— Start of The records —

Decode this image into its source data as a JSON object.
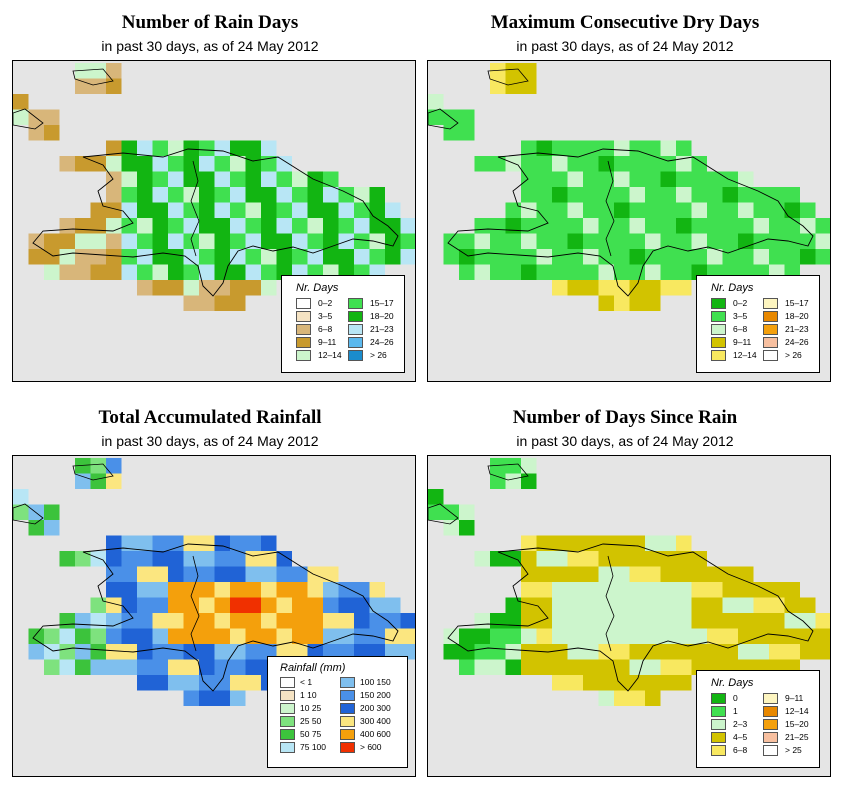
{
  "panels": [
    {
      "id": "rain-days",
      "title": "Number of Rain Days",
      "subtitle": "in past 30 days, as of  24 May 2012",
      "legend": {
        "title": "Nr. Days",
        "items": [
          {
            "label": "0–2",
            "color": "#ffffff"
          },
          {
            "label": "3–5",
            "color": "#f5e3c3"
          },
          {
            "label": "6–8",
            "color": "#d8b67a"
          },
          {
            "label": "9–11",
            "color": "#c89a2e"
          },
          {
            "label": "12–14",
            "color": "#ccf5cc"
          },
          {
            "label": "15–17",
            "color": "#40e050"
          },
          {
            "label": "18–20",
            "color": "#12b512"
          },
          {
            "label": "21–23",
            "color": "#b8e6f5"
          },
          {
            "label": "24–26",
            "color": "#5bb9ee"
          },
          {
            "label": "> 26",
            "color": "#1a8ccc"
          }
        ]
      }
    },
    {
      "id": "dry-days",
      "title": "Maximum Consecutive Dry Days",
      "subtitle": "in past 30 days, as of  24 May 2012",
      "legend": {
        "title": "Nr. Days",
        "items": [
          {
            "label": "0–2",
            "color": "#12b512"
          },
          {
            "label": "3–5",
            "color": "#40e050"
          },
          {
            "label": "6–8",
            "color": "#ccf5cc"
          },
          {
            "label": "9–11",
            "color": "#d2c300"
          },
          {
            "label": "12–14",
            "color": "#f8e860"
          },
          {
            "label": "15–17",
            "color": "#fdf5c0"
          },
          {
            "label": "18–20",
            "color": "#e88800"
          },
          {
            "label": "21–23",
            "color": "#f4a00c"
          },
          {
            "label": "24–26",
            "color": "#f8c0a0"
          },
          {
            "label": "> 26",
            "color": "#ffffff"
          }
        ]
      }
    },
    {
      "id": "rainfall",
      "title": "Total Accumulated Rainfall",
      "subtitle": "in past 30 days, as of  24 May 2012",
      "legend": {
        "title": "Rainfall (mm)",
        "items": [
          {
            "label": "< 1",
            "color": "#ffffff"
          },
          {
            "label": "1   10",
            "color": "#f5e3c3"
          },
          {
            "label": "10   25",
            "color": "#ccf5cc"
          },
          {
            "label": "25   50",
            "color": "#7ee27e"
          },
          {
            "label": "50   75",
            "color": "#3cc33c"
          },
          {
            "label": "75   100",
            "color": "#b8e6f5"
          },
          {
            "label": "100   150",
            "color": "#7fbfee"
          },
          {
            "label": "150   200",
            "color": "#4a90e8"
          },
          {
            "label": "200   300",
            "color": "#2063d6"
          },
          {
            "label": "300   400",
            "color": "#fbe680"
          },
          {
            "label": "400   600",
            "color": "#f4a00c"
          },
          {
            "label": "> 600",
            "color": "#f03000"
          }
        ]
      }
    },
    {
      "id": "days-since-rain",
      "title": "Number of Days Since Rain",
      "subtitle": "in past 30 days, as of  24 May 2012",
      "legend": {
        "title": "Nr. Days",
        "items": [
          {
            "label": "0",
            "color": "#12b512"
          },
          {
            "label": "1",
            "color": "#40e050"
          },
          {
            "label": "2–3",
            "color": "#ccf5cc"
          },
          {
            "label": "4–5",
            "color": "#d2c300"
          },
          {
            "label": "6–8",
            "color": "#f8e860"
          },
          {
            "label": "9–11",
            "color": "#fdf5c0"
          },
          {
            "label": "12–14",
            "color": "#e88800"
          },
          {
            "label": "15–20",
            "color": "#f4a00c"
          },
          {
            "label": "21–25",
            "color": "#f8c0a0"
          },
          {
            "label": "> 25",
            "color": "#ffffff"
          }
        ]
      }
    }
  ]
}
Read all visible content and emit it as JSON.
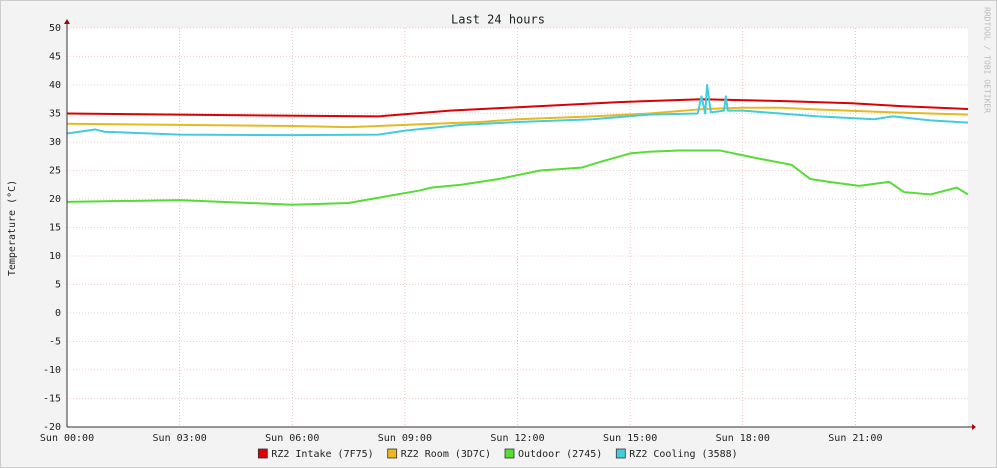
{
  "chart_data": {
    "type": "line",
    "title": "Last 24 hours",
    "ylabel": "Temperature (°C)",
    "watermark": "RRDTOOL / TOBI OETIKER",
    "xlim": [
      0,
      24
    ],
    "xticks": [
      {
        "value": 0,
        "label": "Sun 00:00"
      },
      {
        "value": 3,
        "label": "Sun 03:00"
      },
      {
        "value": 6,
        "label": "Sun 06:00"
      },
      {
        "value": 9,
        "label": "Sun 09:00"
      },
      {
        "value": 12,
        "label": "Sun 12:00"
      },
      {
        "value": 15,
        "label": "Sun 15:00"
      },
      {
        "value": 18,
        "label": "Sun 18:00"
      },
      {
        "value": 21,
        "label": "Sun 21:00"
      }
    ],
    "ylim": [
      -20,
      50
    ],
    "yticks": [
      -20,
      -15,
      -10,
      -5,
      0,
      5,
      10,
      15,
      20,
      25,
      30,
      35,
      40,
      45,
      50
    ],
    "grid": true,
    "legend": "bottom",
    "series": [
      {
        "name": "RZ2 Intake (7F75)",
        "color": "#dd0000",
        "x": [
          0,
          6.2,
          8.3,
          10.2,
          12.6,
          14.7,
          16.9,
          19,
          20.9,
          22.2,
          24
        ],
        "values": [
          35,
          34.6,
          34.5,
          35.5,
          36.3,
          37,
          37.5,
          37.2,
          36.8,
          36.3,
          35.8
        ]
      },
      {
        "name": "RZ2 Room (3D7C)",
        "color": "#e8b820",
        "x": [
          0,
          3,
          6,
          7.5,
          9,
          11,
          12,
          14,
          15.5,
          17,
          18,
          19,
          20,
          22,
          24
        ],
        "values": [
          33.2,
          33,
          32.8,
          32.6,
          33,
          33.5,
          34,
          34.5,
          35,
          35.8,
          36,
          36,
          35.7,
          35.2,
          34.8
        ]
      },
      {
        "name": "Outdoor (2745)",
        "color": "#55dd33",
        "x": [
          0,
          3,
          6,
          7.5,
          8.1,
          9.4,
          9.7,
          10.5,
          11.5,
          12.6,
          13.7,
          14.2,
          15,
          15.5,
          16.3,
          17.4,
          17.9,
          18.5,
          19.3,
          19.8,
          20.3,
          21.1,
          21.9,
          22.3,
          23,
          23.7,
          24
        ],
        "values": [
          19.5,
          19.8,
          19,
          19.3,
          20,
          21.5,
          22,
          22.5,
          23.5,
          25,
          25.5,
          26.5,
          28,
          28.3,
          28.5,
          28.5,
          27.8,
          27,
          26,
          23.5,
          23,
          22.3,
          23,
          21.2,
          20.8,
          22,
          20.8
        ]
      },
      {
        "name": "RZ2 Cooling (3588)",
        "color": "#44ccdd",
        "x": [
          0,
          0.75,
          1,
          3,
          6,
          8.3,
          9,
          10.5,
          12,
          14,
          15.5,
          16.8,
          16.9,
          17,
          17.05,
          17.15,
          17.5,
          17.55,
          17.6,
          18,
          19,
          20,
          21.5,
          22,
          23,
          24
        ],
        "values": [
          31.5,
          32.2,
          31.8,
          31.3,
          31.2,
          31.3,
          32,
          33,
          33.5,
          34,
          34.8,
          35,
          38,
          35,
          40,
          35.2,
          35.5,
          38,
          35.5,
          35.5,
          35,
          34.5,
          34,
          34.5,
          33.8,
          33.4
        ]
      }
    ]
  }
}
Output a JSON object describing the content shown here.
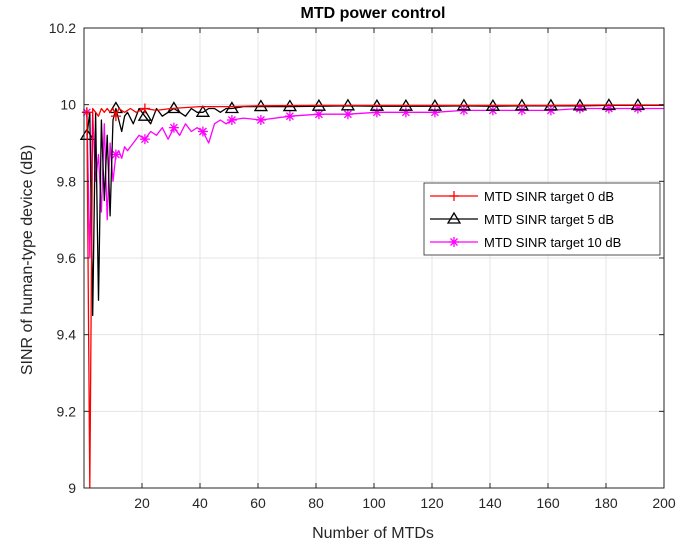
{
  "chart_data": {
    "type": "line",
    "title": "MTD power control",
    "xlabel": "Number of MTDs",
    "ylabel": "SINR of human-type device (dB)",
    "xlim": [
      0,
      200
    ],
    "ylim": [
      9,
      10.2
    ],
    "xticks": [
      20,
      40,
      60,
      80,
      100,
      120,
      140,
      160,
      180,
      200
    ],
    "yticks": [
      9,
      9.2,
      9.4,
      9.6,
      9.8,
      10,
      10.2
    ],
    "ytick_labels": [
      "9",
      "9.2",
      "9.4",
      "9.6",
      "9.8",
      "10",
      "10.2"
    ],
    "grid": true,
    "legend_position": "right",
    "series": [
      {
        "name": "MTD SINR target 0 dB",
        "color": "#ff0000",
        "marker": "plus",
        "x": [
          1,
          2,
          3,
          4,
          5,
          6,
          7,
          8,
          9,
          10,
          11,
          12,
          14,
          16,
          18,
          21,
          25,
          30,
          40,
          50,
          60,
          80,
          100,
          120,
          140,
          160,
          180,
          200
        ],
        "y": [
          9.98,
          9.0,
          9.99,
          9.98,
          9.97,
          9.99,
          9.98,
          9.99,
          9.98,
          9.99,
          9.97,
          9.99,
          9.98,
          9.99,
          9.98,
          9.99,
          9.985,
          9.99,
          9.995,
          9.995,
          9.997,
          9.998,
          9.998,
          9.998,
          9.998,
          9.998,
          9.999,
          9.999
        ]
      },
      {
        "name": "MTD SINR target 5 dB",
        "color": "#000000",
        "marker": "triangle",
        "x": [
          1,
          2,
          3,
          4,
          5,
          6,
          7,
          8,
          9,
          10,
          11,
          12,
          13,
          14,
          15,
          17,
          19,
          21,
          23,
          25,
          27,
          29,
          31,
          33,
          35,
          37,
          39,
          41,
          43,
          45,
          47,
          49,
          51,
          55,
          61,
          71,
          81,
          91,
          101,
          111,
          121,
          131,
          141,
          151,
          161,
          171,
          181,
          191,
          200
        ],
        "y": [
          9.92,
          9.98,
          9.45,
          9.98,
          9.49,
          9.96,
          9.75,
          9.92,
          9.71,
          9.96,
          9.99,
          9.96,
          9.93,
          9.97,
          9.98,
          9.95,
          9.99,
          9.97,
          9.95,
          9.99,
          9.97,
          9.98,
          9.99,
          9.98,
          9.97,
          9.99,
          9.98,
          9.98,
          9.99,
          9.99,
          9.98,
          9.99,
          9.99,
          9.995,
          9.995,
          9.995,
          9.996,
          9.997,
          9.996,
          9.996,
          9.996,
          9.997,
          9.996,
          9.997,
          9.997,
          9.997,
          9.998,
          9.998,
          9.998
        ]
      },
      {
        "name": "MTD SINR target 10 dB",
        "color": "#ff00ff",
        "marker": "asterisk",
        "x": [
          1,
          2,
          3,
          4,
          5,
          6,
          7,
          8,
          9,
          10,
          11,
          12,
          13,
          14,
          15,
          17,
          19,
          21,
          23,
          25,
          27,
          29,
          31,
          33,
          35,
          37,
          39,
          41,
          43,
          45,
          47,
          49,
          51,
          55,
          61,
          71,
          81,
          91,
          101,
          111,
          121,
          131,
          141,
          151,
          161,
          171,
          181,
          191,
          200
        ],
        "y": [
          9.98,
          9.6,
          9.98,
          9.8,
          9.87,
          9.72,
          9.95,
          9.7,
          9.9,
          9.8,
          9.87,
          9.88,
          9.86,
          9.89,
          9.88,
          9.9,
          9.92,
          9.91,
          9.93,
          9.92,
          9.94,
          9.91,
          9.94,
          9.92,
          9.95,
          9.93,
          9.94,
          9.93,
          9.9,
          9.95,
          9.96,
          9.95,
          9.96,
          9.965,
          9.96,
          9.97,
          9.975,
          9.975,
          9.98,
          9.98,
          9.98,
          9.985,
          9.985,
          9.985,
          9.985,
          9.99,
          9.99,
          9.99,
          9.99
        ]
      }
    ]
  }
}
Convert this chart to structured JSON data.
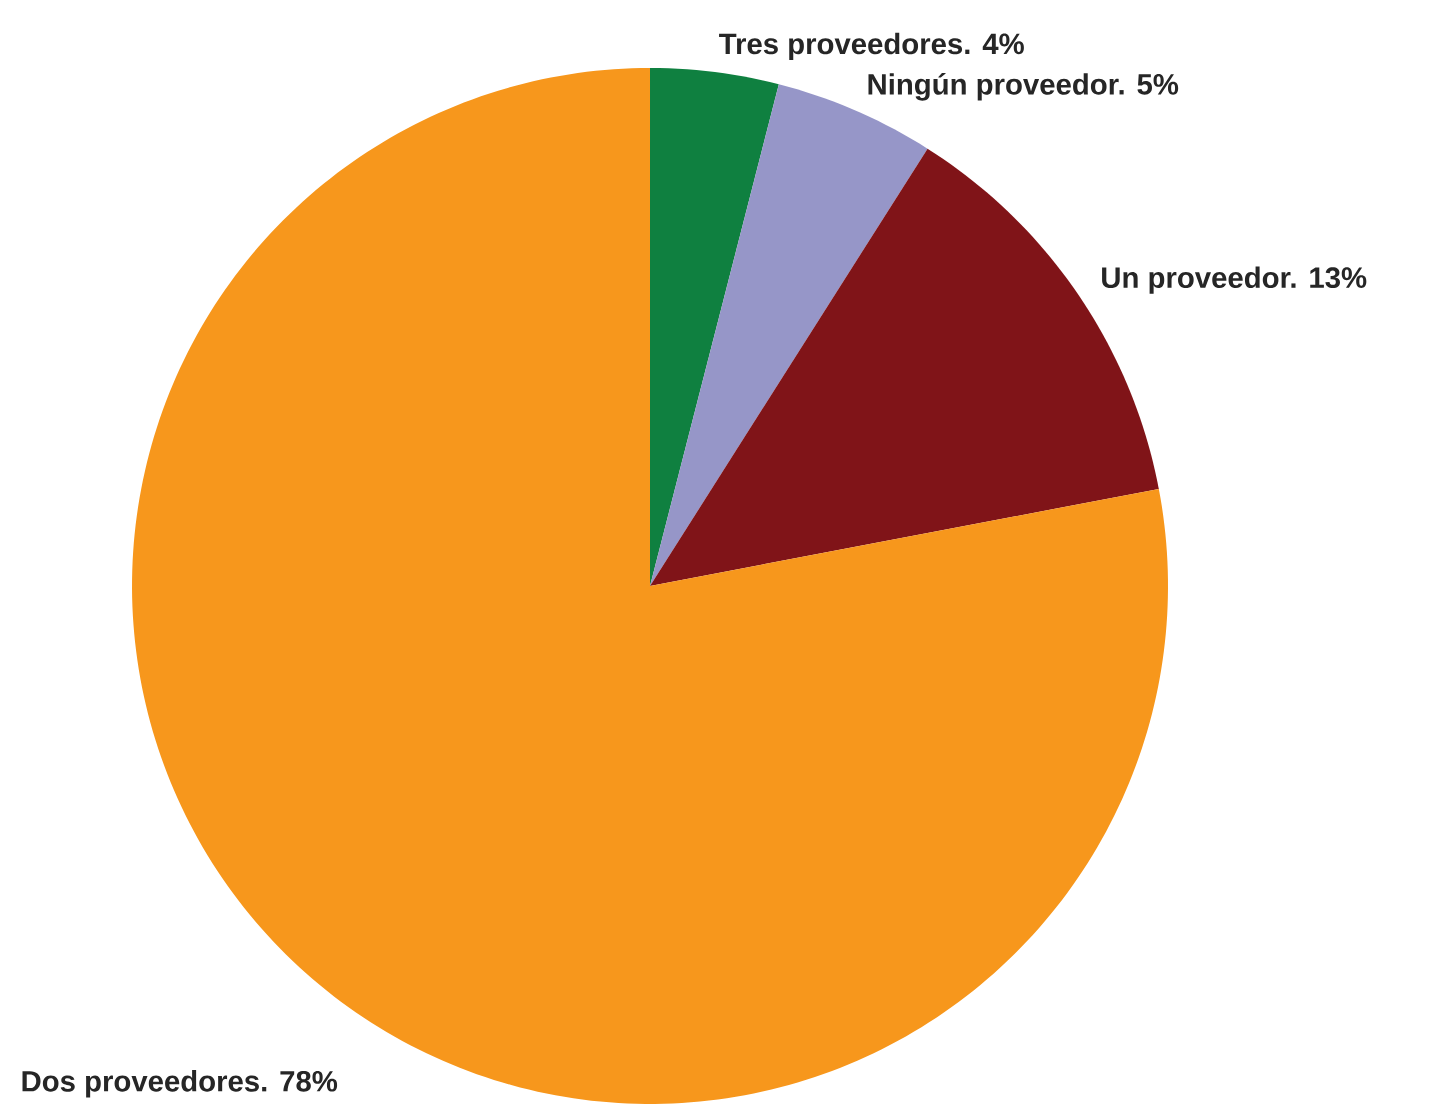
{
  "chart_data": {
    "type": "pie",
    "categories": [
      "Tres proveedores. 4%",
      "Ningún proveedor. 5%",
      "Un proveedor. 13%",
      "Dos proveedores. 78%"
    ],
    "values": [
      4,
      5,
      13,
      78
    ],
    "colors": [
      "#0f8040",
      "#9696c8",
      "#801418",
      "#f7971c"
    ]
  }
}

— End of The records —

[Prompt] Go through the data above and find the lines with the word "content". Copy each of those lines.

[Answer in full]
Read all visible content and emit it as JSON.
Output a JSON object describing the content shown here.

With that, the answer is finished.